● **PROBLEM**: You are to retype all of the data exactly as it appears.

[START OF EXERCISE DATA]

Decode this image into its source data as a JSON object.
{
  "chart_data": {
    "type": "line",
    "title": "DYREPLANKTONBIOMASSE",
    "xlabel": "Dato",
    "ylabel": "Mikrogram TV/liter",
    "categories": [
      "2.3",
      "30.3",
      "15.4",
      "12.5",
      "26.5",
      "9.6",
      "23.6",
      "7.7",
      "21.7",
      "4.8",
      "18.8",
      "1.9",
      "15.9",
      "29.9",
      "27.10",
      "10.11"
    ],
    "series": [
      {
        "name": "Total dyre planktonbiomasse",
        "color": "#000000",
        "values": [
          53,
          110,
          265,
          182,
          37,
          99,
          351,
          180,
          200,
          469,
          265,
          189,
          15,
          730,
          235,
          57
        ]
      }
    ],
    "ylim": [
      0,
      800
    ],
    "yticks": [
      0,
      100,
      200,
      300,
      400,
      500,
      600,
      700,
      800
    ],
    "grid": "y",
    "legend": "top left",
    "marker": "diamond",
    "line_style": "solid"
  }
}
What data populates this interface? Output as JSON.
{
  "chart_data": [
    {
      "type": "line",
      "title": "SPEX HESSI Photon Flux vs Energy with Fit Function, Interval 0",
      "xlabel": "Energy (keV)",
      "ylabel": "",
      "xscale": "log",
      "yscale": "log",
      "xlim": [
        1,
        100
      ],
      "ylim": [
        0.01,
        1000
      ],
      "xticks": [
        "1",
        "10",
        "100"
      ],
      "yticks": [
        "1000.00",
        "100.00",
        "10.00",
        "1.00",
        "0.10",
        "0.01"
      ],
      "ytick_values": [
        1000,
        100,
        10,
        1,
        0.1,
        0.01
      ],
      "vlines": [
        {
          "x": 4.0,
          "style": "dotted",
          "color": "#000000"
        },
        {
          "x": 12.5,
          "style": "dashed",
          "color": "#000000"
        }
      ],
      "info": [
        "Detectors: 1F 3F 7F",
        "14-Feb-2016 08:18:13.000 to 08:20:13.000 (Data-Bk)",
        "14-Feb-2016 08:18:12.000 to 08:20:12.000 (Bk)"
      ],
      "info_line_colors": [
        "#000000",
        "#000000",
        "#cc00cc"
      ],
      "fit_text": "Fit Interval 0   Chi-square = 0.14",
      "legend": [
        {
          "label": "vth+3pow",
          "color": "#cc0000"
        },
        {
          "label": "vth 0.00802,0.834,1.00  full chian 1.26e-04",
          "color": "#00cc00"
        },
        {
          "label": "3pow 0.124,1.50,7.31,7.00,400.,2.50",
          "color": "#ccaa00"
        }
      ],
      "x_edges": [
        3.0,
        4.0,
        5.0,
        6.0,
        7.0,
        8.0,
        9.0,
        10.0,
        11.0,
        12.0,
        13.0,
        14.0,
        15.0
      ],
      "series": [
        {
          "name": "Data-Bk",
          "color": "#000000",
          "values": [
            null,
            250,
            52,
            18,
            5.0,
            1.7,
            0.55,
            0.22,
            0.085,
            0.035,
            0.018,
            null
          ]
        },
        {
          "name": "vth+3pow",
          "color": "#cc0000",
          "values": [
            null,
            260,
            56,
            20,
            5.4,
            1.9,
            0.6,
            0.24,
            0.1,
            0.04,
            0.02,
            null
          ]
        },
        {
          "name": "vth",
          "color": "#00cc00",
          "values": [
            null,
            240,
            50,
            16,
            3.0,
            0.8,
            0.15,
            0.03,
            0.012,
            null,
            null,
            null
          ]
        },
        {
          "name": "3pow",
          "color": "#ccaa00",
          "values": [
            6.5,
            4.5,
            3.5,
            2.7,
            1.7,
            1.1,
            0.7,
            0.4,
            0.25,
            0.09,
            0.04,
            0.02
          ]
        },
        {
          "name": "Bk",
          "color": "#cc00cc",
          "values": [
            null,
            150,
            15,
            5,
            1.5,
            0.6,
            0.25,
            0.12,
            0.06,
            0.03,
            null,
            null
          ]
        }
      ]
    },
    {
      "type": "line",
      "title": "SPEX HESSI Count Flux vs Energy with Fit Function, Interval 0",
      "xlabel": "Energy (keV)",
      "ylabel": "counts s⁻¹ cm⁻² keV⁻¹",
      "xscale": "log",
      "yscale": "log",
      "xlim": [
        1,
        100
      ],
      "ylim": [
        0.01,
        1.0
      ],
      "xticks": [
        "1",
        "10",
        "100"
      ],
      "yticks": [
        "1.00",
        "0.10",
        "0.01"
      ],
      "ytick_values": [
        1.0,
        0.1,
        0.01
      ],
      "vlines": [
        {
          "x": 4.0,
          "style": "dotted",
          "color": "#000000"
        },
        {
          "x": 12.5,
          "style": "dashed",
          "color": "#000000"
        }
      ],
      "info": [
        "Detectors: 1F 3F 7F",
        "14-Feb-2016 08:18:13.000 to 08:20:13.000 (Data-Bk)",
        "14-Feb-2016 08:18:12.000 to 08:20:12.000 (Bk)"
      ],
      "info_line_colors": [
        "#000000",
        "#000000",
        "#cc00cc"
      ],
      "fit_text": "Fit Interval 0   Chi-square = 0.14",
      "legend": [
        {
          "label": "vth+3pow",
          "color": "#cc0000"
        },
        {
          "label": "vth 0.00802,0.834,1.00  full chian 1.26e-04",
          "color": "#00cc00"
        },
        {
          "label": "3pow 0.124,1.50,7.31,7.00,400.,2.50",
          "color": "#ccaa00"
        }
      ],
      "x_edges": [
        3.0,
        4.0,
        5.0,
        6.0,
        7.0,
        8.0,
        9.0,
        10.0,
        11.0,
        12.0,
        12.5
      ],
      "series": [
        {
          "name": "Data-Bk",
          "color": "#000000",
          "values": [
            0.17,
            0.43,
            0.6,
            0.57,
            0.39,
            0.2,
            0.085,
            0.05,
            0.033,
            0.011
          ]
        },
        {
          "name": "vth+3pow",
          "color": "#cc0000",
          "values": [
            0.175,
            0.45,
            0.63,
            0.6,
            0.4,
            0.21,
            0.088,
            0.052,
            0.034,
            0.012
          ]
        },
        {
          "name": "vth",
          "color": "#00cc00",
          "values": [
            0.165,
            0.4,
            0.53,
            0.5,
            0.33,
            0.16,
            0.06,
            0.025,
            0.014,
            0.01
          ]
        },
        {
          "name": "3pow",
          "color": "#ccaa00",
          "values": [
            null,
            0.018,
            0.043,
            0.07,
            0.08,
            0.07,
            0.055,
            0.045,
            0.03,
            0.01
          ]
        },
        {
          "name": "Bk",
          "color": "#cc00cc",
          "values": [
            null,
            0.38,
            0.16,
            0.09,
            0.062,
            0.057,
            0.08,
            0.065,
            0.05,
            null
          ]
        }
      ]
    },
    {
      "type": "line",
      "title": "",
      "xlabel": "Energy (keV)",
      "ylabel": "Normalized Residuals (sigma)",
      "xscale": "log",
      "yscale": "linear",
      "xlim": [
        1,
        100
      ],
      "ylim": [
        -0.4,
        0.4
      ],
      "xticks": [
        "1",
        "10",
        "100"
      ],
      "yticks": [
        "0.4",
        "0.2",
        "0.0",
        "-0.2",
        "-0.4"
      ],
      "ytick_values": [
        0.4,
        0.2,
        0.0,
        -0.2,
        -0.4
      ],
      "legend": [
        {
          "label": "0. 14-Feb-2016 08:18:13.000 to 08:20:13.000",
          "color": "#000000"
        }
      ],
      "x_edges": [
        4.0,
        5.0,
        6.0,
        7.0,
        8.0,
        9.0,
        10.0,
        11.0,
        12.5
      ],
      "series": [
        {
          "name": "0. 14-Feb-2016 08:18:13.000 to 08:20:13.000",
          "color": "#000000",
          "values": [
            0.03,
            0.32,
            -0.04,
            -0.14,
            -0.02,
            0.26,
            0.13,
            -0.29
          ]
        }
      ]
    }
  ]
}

[END OF EXERCISE DATA]

● **PROBLEM SOLUTION**:
Decode this image into its source data as a JSON object.
{
  "chart_data": {
    "type": "line",
    "title": "DYREPLANKTONBIOMASSE",
    "xlabel": "Dato",
    "ylabel": "Mikrogram TV/liter",
    "categories": [
      "2.3",
      "30.3",
      "15.4",
      "12.5",
      "26.5",
      "9.6",
      "23.6",
      "7.7",
      "21.7",
      "4.8",
      "18.8",
      "1.9",
      "15.9",
      "29.9",
      "27.10",
      "10.11"
    ],
    "series": [
      {
        "name": "Total dyre planktonbiomasse",
        "color": "#000000",
        "values": [
          53,
          110,
          265,
          182,
          37,
          99,
          351,
          180,
          200,
          469,
          265,
          189,
          15,
          730,
          235,
          57
        ]
      }
    ],
    "ylim": [
      0,
      800
    ],
    "yticks": [
      0,
      100,
      200,
      300,
      400,
      500,
      600,
      700,
      800
    ],
    "grid": "y",
    "legend": "top left",
    "marker": "diamond",
    "line_style": "solid"
  }
}
What data populates this interface? Output as JSON.
{
  "chart_data": [
    {
      "type": "line",
      "title": "SPEX HESSI Photon Flux vs Energy with Fit Function, Interval 0",
      "xlabel": "Energy (keV)",
      "ylabel": "",
      "xscale": "log",
      "yscale": "log",
      "xlim": [
        1,
        100
      ],
      "ylim": [
        0.01,
        1000
      ],
      "xticks": [
        "1",
        "10",
        "100"
      ],
      "yticks": [
        "1000.00",
        "100.00",
        "10.00",
        "1.00",
        "0.10",
        "0.01"
      ],
      "ytick_values": [
        1000,
        100,
        10,
        1,
        0.1,
        0.01
      ],
      "vlines": [
        {
          "x": 4.0,
          "style": "dotted",
          "color": "#000000"
        },
        {
          "x": 12.5,
          "style": "dashed",
          "color": "#000000"
        }
      ],
      "info": [
        "Detectors: 1F 3F 7F",
        "14-Feb-2016 08:18:13.000 to 08:20:13.000 (Data-Bk)",
        "14-Feb-2016 08:18:12.000 to 08:20:12.000 (Bk)"
      ],
      "info_line_colors": [
        "#000000",
        "#000000",
        "#cc00cc"
      ],
      "fit_text": "Fit Interval 0   Chi-square = 0.14",
      "legend": [
        {
          "label": "vth+3pow",
          "color": "#cc0000"
        },
        {
          "label": "vth 0.00802,0.834,1.00  full chian 1.26e-04",
          "color": "#00cc00"
        },
        {
          "label": "3pow 0.124,1.50,7.31,7.00,400.,2.50",
          "color": "#ccaa00"
        }
      ],
      "x_edges": [
        3.0,
        4.0,
        5.0,
        6.0,
        7.0,
        8.0,
        9.0,
        10.0,
        11.0,
        12.0,
        13.0,
        14.0,
        15.0
      ],
      "series": [
        {
          "name": "Data-Bk",
          "color": "#000000",
          "values": [
            null,
            250,
            52,
            18,
            5.0,
            1.7,
            0.55,
            0.22,
            0.085,
            0.035,
            0.018,
            null
          ]
        },
        {
          "name": "vth+3pow",
          "color": "#cc0000",
          "values": [
            null,
            260,
            56,
            20,
            5.4,
            1.9,
            0.6,
            0.24,
            0.1,
            0.04,
            0.02,
            null
          ]
        },
        {
          "name": "vth",
          "color": "#00cc00",
          "values": [
            null,
            240,
            50,
            16,
            3.0,
            0.8,
            0.15,
            0.03,
            0.012,
            null,
            null,
            null
          ]
        },
        {
          "name": "3pow",
          "color": "#ccaa00",
          "values": [
            6.5,
            4.5,
            3.5,
            2.7,
            1.7,
            1.1,
            0.7,
            0.4,
            0.25,
            0.09,
            0.04,
            0.02
          ]
        },
        {
          "name": "Bk",
          "color": "#cc00cc",
          "values": [
            null,
            150,
            15,
            5,
            1.5,
            0.6,
            0.25,
            0.12,
            0.06,
            0.03,
            null,
            null
          ]
        }
      ]
    },
    {
      "type": "line",
      "title": "SPEX HESSI Count Flux vs Energy with Fit Function, Interval 0",
      "xlabel": "Energy (keV)",
      "ylabel": "counts s⁻¹ cm⁻² keV⁻¹",
      "xscale": "log",
      "yscale": "log",
      "xlim": [
        1,
        100
      ],
      "ylim": [
        0.01,
        1.0
      ],
      "xticks": [
        "1",
        "10",
        "100"
      ],
      "yticks": [
        "1.00",
        "0.10",
        "0.01"
      ],
      "ytick_values": [
        1.0,
        0.1,
        0.01
      ],
      "vlines": [
        {
          "x": 4.0,
          "style": "dotted",
          "color": "#000000"
        },
        {
          "x": 12.5,
          "style": "dashed",
          "color": "#000000"
        }
      ],
      "info": [
        "Detectors: 1F 3F 7F",
        "14-Feb-2016 08:18:13.000 to 08:20:13.000 (Data-Bk)",
        "14-Feb-2016 08:18:12.000 to 08:20:12.000 (Bk)"
      ],
      "info_line_colors": [
        "#000000",
        "#000000",
        "#cc00cc"
      ],
      "fit_text": "Fit Interval 0   Chi-square = 0.14",
      "legend": [
        {
          "label": "vth+3pow",
          "color": "#cc0000"
        },
        {
          "label": "vth 0.00802,0.834,1.00  full chian 1.26e-04",
          "color": "#00cc00"
        },
        {
          "label": "3pow 0.124,1.50,7.31,7.00,400.,2.50",
          "color": "#ccaa00"
        }
      ],
      "x_edges": [
        3.0,
        4.0,
        5.0,
        6.0,
        7.0,
        8.0,
        9.0,
        10.0,
        11.0,
        12.0,
        12.5
      ],
      "series": [
        {
          "name": "Data-Bk",
          "color": "#000000",
          "values": [
            0.17,
            0.43,
            0.6,
            0.57,
            0.39,
            0.2,
            0.085,
            0.05,
            0.033,
            0.011
          ]
        },
        {
          "name": "vth+3pow",
          "color": "#cc0000",
          "values": [
            0.175,
            0.45,
            0.63,
            0.6,
            0.4,
            0.21,
            0.088,
            0.052,
            0.034,
            0.012
          ]
        },
        {
          "name": "vth",
          "color": "#00cc00",
          "values": [
            0.165,
            0.4,
            0.53,
            0.5,
            0.33,
            0.16,
            0.06,
            0.025,
            0.014,
            0.01
          ]
        },
        {
          "name": "3pow",
          "color": "#ccaa00",
          "values": [
            null,
            0.018,
            0.043,
            0.07,
            0.08,
            0.07,
            0.055,
            0.045,
            0.03,
            0.01
          ]
        },
        {
          "name": "Bk",
          "color": "#cc00cc",
          "values": [
            null,
            0.38,
            0.16,
            0.09,
            0.062,
            0.057,
            0.08,
            0.065,
            0.05,
            null
          ]
        }
      ]
    },
    {
      "type": "line",
      "title": "",
      "xlabel": "Energy (keV)",
      "ylabel": "Normalized Residuals (sigma)",
      "xscale": "log",
      "yscale": "linear",
      "xlim": [
        1,
        100
      ],
      "ylim": [
        -0.4,
        0.4
      ],
      "xticks": [
        "1",
        "10",
        "100"
      ],
      "yticks": [
        "0.4",
        "0.2",
        "0.0",
        "-0.2",
        "-0.4"
      ],
      "ytick_values": [
        0.4,
        0.2,
        0.0,
        -0.2,
        -0.4
      ],
      "legend": [
        {
          "label": "0. 14-Feb-2016 08:18:13.000 to 08:20:13.000",
          "color": "#000000"
        }
      ],
      "x_edges": [
        4.0,
        5.0,
        6.0,
        7.0,
        8.0,
        9.0,
        10.0,
        11.0,
        12.5
      ],
      "series": [
        {
          "name": "0. 14-Feb-2016 08:18:13.000 to 08:20:13.000",
          "color": "#000000",
          "values": [
            0.03,
            0.32,
            -0.04,
            -0.14,
            -0.02,
            0.26,
            0.13,
            -0.29
          ]
        }
      ]
    }
  ]
}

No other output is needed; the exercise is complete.